[Source records]
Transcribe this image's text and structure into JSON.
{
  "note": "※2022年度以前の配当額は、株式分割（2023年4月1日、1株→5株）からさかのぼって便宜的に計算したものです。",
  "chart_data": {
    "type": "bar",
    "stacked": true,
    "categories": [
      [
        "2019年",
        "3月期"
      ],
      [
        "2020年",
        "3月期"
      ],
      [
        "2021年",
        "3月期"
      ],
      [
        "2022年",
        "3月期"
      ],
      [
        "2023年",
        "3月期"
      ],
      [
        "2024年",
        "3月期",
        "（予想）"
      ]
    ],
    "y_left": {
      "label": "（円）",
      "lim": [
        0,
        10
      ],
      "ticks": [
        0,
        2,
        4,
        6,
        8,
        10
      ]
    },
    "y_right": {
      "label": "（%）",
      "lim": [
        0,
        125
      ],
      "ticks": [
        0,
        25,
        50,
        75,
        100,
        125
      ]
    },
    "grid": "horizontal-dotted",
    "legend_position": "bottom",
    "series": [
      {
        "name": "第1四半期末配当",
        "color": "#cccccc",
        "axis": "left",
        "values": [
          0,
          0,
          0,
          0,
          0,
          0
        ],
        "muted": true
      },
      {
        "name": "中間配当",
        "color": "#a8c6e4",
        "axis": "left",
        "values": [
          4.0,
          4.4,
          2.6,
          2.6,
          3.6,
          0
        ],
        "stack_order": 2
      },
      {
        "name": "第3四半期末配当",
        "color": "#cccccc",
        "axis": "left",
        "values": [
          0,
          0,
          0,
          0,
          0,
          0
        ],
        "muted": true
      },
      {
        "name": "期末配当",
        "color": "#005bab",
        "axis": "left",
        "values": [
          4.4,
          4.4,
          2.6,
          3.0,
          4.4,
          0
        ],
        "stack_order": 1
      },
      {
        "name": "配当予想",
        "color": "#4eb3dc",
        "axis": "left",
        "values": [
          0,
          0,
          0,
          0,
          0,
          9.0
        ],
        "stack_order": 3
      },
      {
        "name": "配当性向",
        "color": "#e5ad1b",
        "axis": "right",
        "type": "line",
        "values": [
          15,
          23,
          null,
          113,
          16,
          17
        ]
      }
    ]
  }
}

* Directive: Gather each line from the entries above that includes the word "name".

* Answer to this exercise:
        "name": "第1四半期末配当",
        "name": "中間配当",
        "name": "第3四半期末配当",
        "name": "期末配当",
        "name": "配当予想",
        "name": "配当性向",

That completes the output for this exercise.